* PARTS OF THE EXERCISE:
• 1. Reproduce the part of the Footbet post starting with "That’s where I" and going on through "bit of a mess.", swapping in "column names" wherever "headers" appears.
• 2. Answer these questions using the Footbet post:
(a) Which Node Js package is used to work with the Excel files?
(b) From which site were multiple csv files previously downloaded?
(c) What three kinds of data are of most interest?

* PASSAGE TO READ:
I’m working on an update to the Footbet Soccer Prediction WebApp to run the prediction from an API with Node Js which has proved faster (and fancier). An endeavor which has tried my patience to the very core while using exceljs.
I am moving away from running all prediction functions on client side to node js server. I had to also walk away from downloading multiple csv files from football-data.co.uk to just a few excel files with all data from different leagues squished into one file.
That’s where I ran into problems with pulling data from the files without bloating my final results with unnecessary fields that will never be used in the prediction.
So, what’s the problem?
The fields I was interested in from the excel files were Date, League(aka Div), HomeTeam, AwayTeam… blah blah blah you the gist. Thing is, the Excel files don’t have the same headers and in some files there were headers with different name but holding same data as other files. It’s a bit of a mess.
To understand the problem at hand, look at the screenshots below of the Excel documents I had to work with. The data is similar since I am mostly interested in goals scored, match outcome and odds at the beginning of the match.
The two files above present a unique opportunity to utilise the power of Exceljs – the Node Js package designed for such a situation. Problem is, going through the documentation for the herebefore mentioned package, there is no explicit explanation on how to fetch from a spreadsheet by headers.
Read: Footbet and how it works
It however does mention that you can set your own headers and then use the newly defined headers to manipulate your data, whether it is to write or read data.

* DATASET:
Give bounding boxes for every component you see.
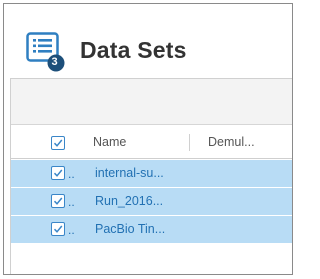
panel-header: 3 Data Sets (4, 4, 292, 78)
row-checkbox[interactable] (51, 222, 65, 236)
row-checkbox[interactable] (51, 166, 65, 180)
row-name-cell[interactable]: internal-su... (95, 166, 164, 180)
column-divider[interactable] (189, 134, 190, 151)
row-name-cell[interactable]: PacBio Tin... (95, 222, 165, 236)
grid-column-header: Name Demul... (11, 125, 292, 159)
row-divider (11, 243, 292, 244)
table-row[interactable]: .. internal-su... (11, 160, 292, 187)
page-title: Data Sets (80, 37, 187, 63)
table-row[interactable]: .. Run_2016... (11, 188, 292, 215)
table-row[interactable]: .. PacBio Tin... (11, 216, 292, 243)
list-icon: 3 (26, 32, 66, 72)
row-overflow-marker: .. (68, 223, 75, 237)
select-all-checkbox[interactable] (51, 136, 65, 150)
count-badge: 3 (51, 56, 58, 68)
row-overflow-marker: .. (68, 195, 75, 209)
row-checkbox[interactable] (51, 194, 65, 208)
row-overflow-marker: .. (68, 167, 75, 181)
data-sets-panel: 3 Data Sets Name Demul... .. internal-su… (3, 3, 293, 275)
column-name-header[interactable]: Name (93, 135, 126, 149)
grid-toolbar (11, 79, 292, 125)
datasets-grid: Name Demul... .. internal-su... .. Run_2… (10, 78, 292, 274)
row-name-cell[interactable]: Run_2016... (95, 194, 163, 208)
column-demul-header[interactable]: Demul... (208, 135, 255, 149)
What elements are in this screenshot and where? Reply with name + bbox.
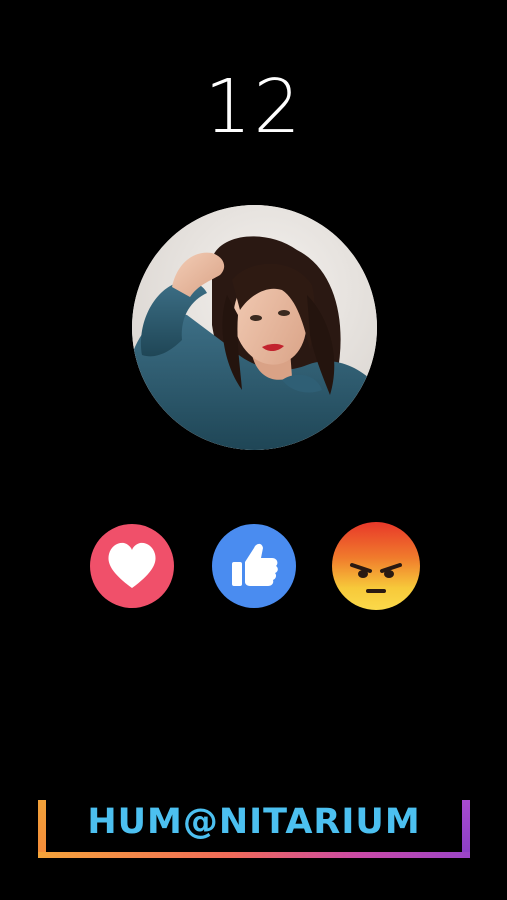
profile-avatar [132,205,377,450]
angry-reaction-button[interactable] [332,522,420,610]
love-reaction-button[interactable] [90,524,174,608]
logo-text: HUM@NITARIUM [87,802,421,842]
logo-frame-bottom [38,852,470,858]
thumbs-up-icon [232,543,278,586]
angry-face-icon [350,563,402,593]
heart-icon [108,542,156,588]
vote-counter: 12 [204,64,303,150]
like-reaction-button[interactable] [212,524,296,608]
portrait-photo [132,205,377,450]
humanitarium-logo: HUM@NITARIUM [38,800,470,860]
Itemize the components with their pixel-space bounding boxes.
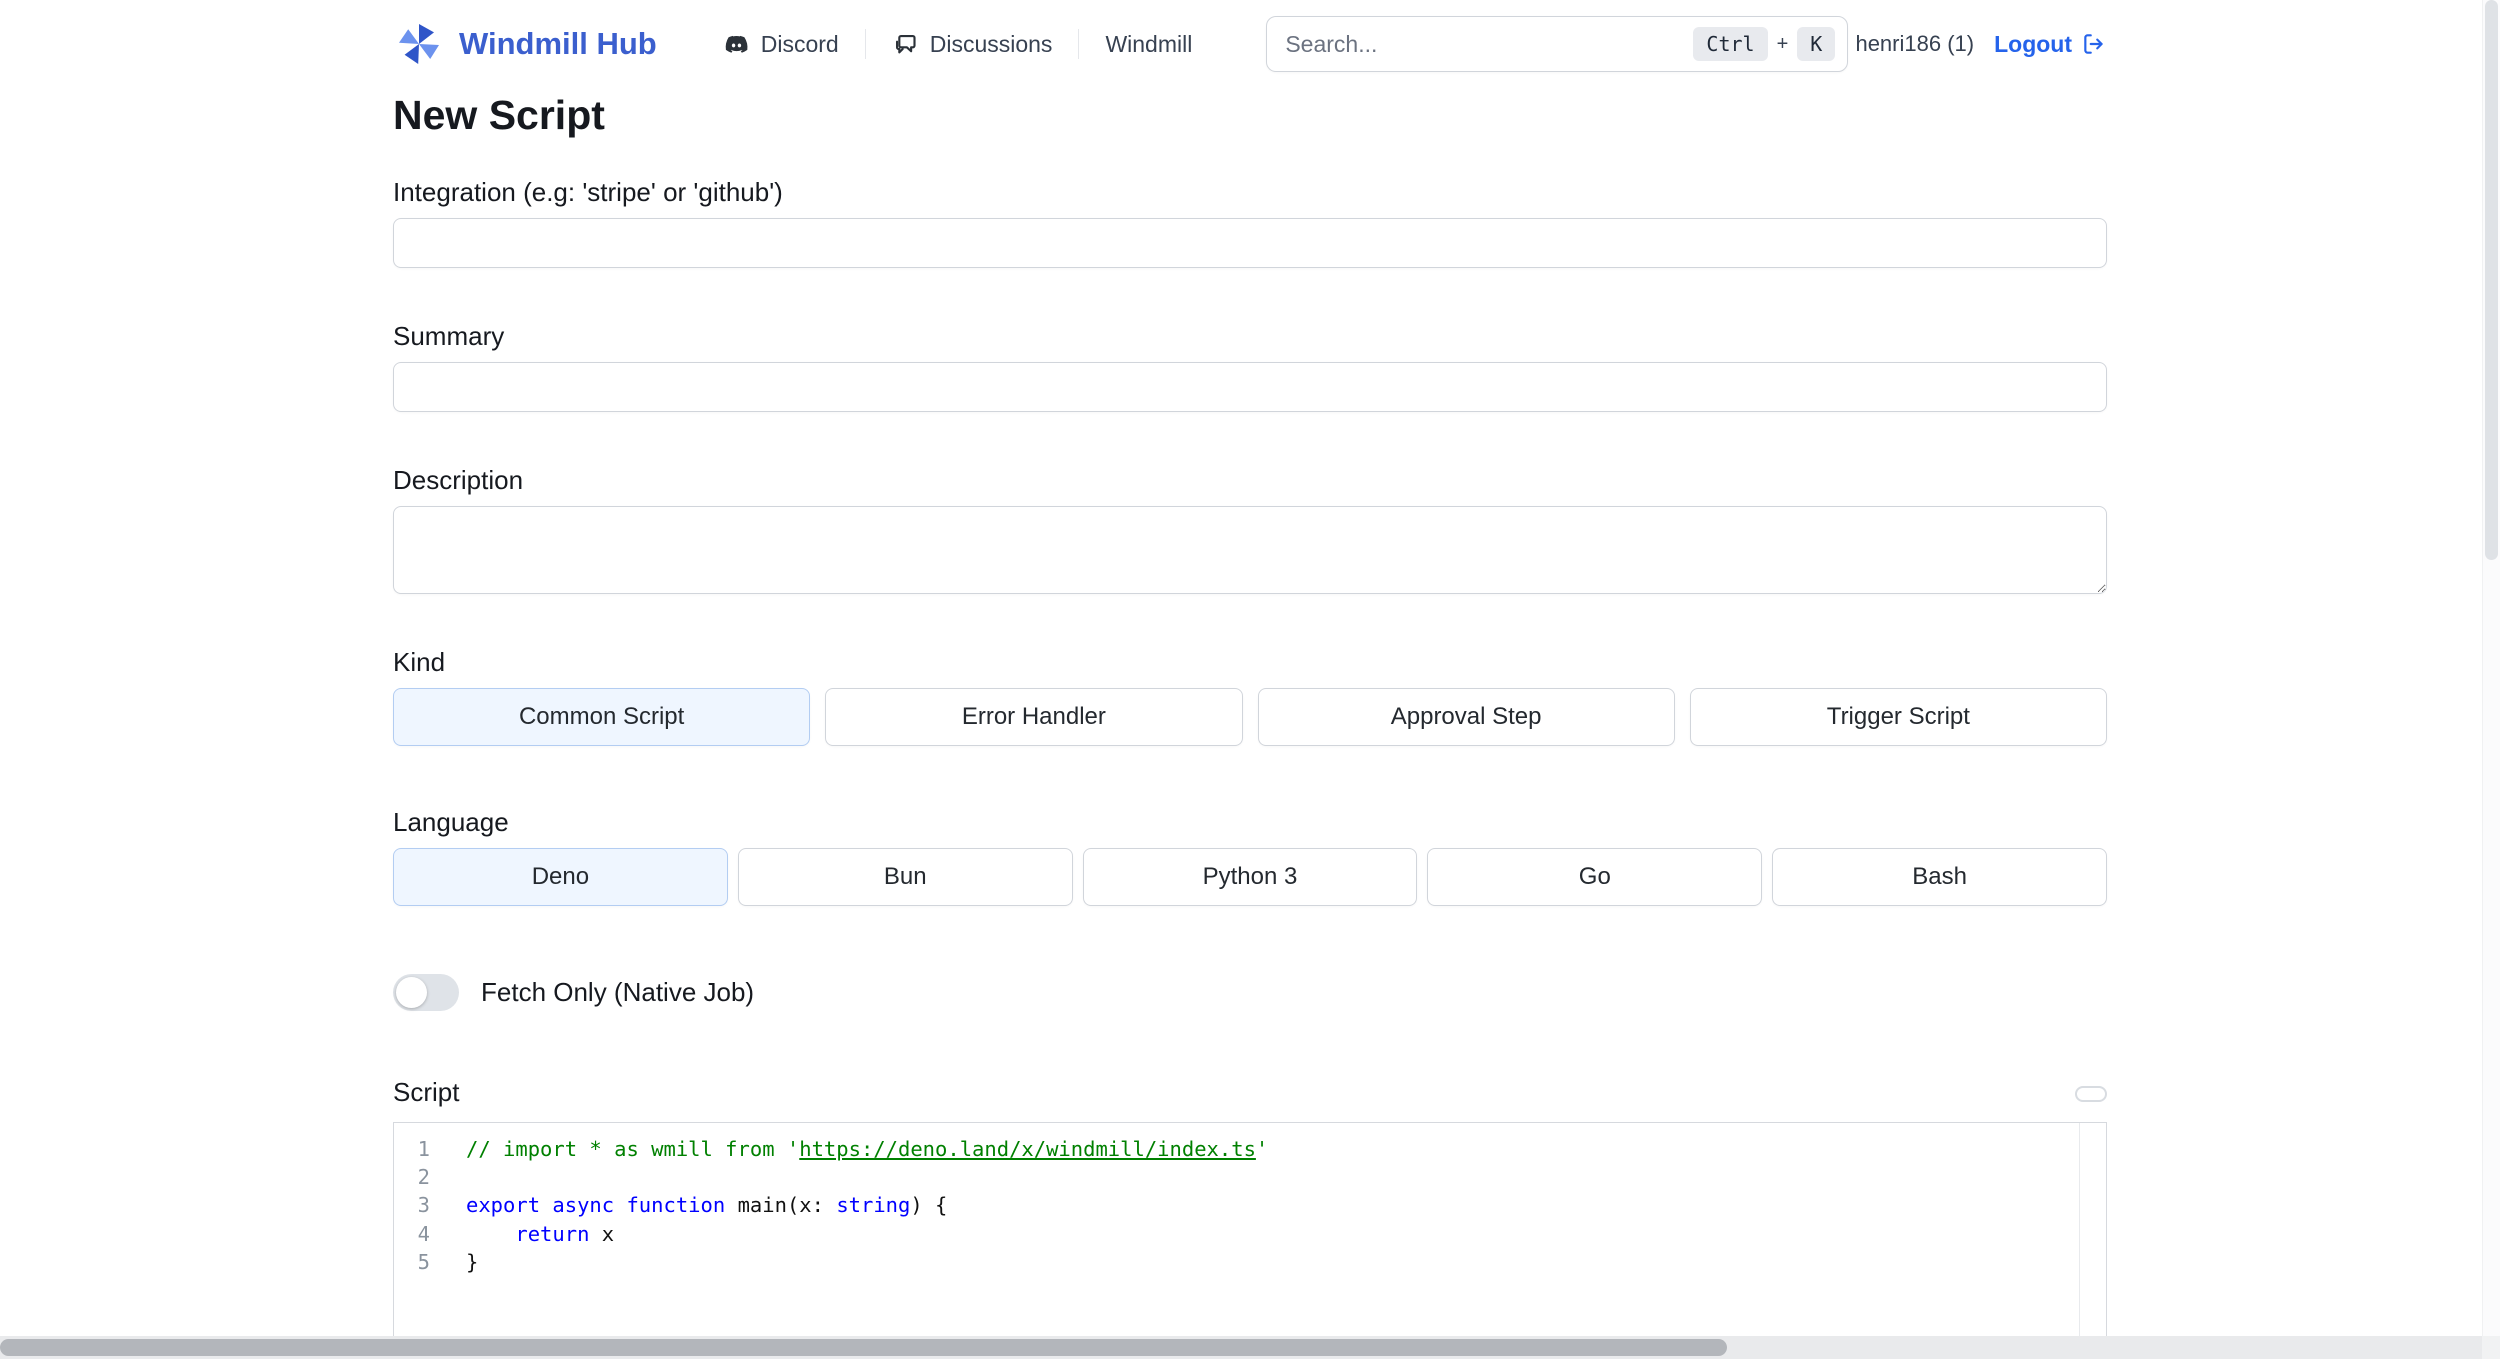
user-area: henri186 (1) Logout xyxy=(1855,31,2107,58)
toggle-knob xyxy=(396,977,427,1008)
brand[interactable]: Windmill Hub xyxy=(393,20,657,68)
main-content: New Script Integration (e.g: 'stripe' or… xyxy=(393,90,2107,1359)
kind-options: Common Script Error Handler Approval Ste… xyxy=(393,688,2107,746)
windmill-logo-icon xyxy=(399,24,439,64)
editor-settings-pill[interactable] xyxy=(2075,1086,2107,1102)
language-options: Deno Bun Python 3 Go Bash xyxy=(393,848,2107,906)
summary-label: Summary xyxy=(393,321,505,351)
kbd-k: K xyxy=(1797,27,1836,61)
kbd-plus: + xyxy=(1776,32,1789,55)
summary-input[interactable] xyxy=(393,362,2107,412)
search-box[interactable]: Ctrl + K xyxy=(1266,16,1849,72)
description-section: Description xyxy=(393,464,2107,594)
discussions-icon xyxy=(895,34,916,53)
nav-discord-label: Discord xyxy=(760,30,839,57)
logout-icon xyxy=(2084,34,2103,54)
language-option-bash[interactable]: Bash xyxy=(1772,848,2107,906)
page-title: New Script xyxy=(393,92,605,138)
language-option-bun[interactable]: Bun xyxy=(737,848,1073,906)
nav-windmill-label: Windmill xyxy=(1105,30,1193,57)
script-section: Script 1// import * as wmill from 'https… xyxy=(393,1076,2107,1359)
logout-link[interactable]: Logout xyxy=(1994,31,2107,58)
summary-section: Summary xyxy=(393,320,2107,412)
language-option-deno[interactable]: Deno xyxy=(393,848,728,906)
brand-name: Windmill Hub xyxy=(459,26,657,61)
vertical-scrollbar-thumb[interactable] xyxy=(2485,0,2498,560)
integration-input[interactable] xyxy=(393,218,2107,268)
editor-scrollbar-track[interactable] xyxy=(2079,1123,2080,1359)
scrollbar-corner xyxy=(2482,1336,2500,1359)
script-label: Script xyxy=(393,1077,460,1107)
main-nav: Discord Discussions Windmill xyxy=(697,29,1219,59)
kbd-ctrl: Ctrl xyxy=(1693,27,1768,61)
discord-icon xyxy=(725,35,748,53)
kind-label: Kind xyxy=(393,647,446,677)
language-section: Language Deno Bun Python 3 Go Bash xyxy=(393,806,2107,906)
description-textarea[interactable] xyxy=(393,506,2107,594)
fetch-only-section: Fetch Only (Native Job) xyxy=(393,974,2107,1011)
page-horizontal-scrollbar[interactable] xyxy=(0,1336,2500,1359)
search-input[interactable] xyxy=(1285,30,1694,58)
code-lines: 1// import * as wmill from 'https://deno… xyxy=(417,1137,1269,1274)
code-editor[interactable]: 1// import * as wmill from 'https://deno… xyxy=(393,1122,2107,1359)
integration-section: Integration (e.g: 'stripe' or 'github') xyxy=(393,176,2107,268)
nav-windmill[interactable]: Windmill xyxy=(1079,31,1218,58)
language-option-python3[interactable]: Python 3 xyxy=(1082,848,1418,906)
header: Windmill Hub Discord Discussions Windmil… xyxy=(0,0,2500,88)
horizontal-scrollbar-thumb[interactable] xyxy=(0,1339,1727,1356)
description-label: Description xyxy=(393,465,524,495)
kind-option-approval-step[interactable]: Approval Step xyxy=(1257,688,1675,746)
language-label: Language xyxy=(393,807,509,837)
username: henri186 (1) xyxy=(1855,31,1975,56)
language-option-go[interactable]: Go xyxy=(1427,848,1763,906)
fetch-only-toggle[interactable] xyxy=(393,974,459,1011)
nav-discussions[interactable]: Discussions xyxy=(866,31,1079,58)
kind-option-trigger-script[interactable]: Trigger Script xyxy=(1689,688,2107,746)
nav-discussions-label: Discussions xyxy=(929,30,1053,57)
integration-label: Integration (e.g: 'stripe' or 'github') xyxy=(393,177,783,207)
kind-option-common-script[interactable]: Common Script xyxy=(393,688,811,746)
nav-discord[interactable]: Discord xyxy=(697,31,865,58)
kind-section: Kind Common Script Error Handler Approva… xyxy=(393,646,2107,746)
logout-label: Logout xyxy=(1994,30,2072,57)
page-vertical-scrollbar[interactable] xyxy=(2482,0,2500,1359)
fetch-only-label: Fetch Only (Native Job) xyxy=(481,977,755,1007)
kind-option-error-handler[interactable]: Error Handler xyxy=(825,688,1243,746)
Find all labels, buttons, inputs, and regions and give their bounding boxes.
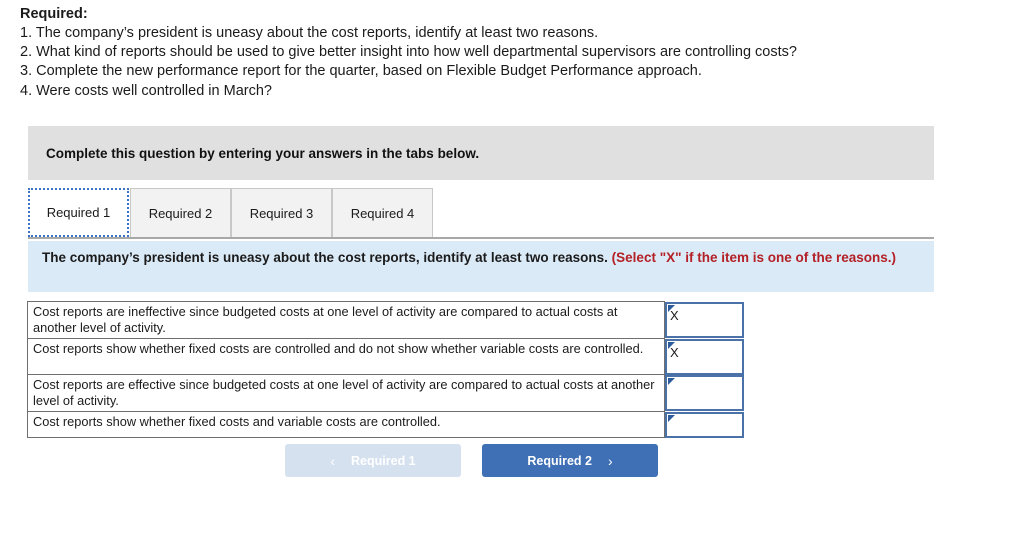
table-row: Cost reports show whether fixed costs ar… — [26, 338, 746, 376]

* OUTPUTS IN ORDER:
• 1.
That’s where I ran into problems with pulling data from the files without bloating my final results with unnecessary fields that will never be used in the prediction.
So, what’s the problem?
The fields I was interested in from the excel files were Date, League(aka Div), HomeTeam, AwayTeam… blah blah blah you the gist. Thing is, the Excel files don’t have the same column names and in some files there were column names with different name but holding same data as other files. It’s a bit of a mess.

• 2.
(a) Exceljs
(b) football-data.co.uk
(c) Goals scored, match outcome and odds at the beginning of the match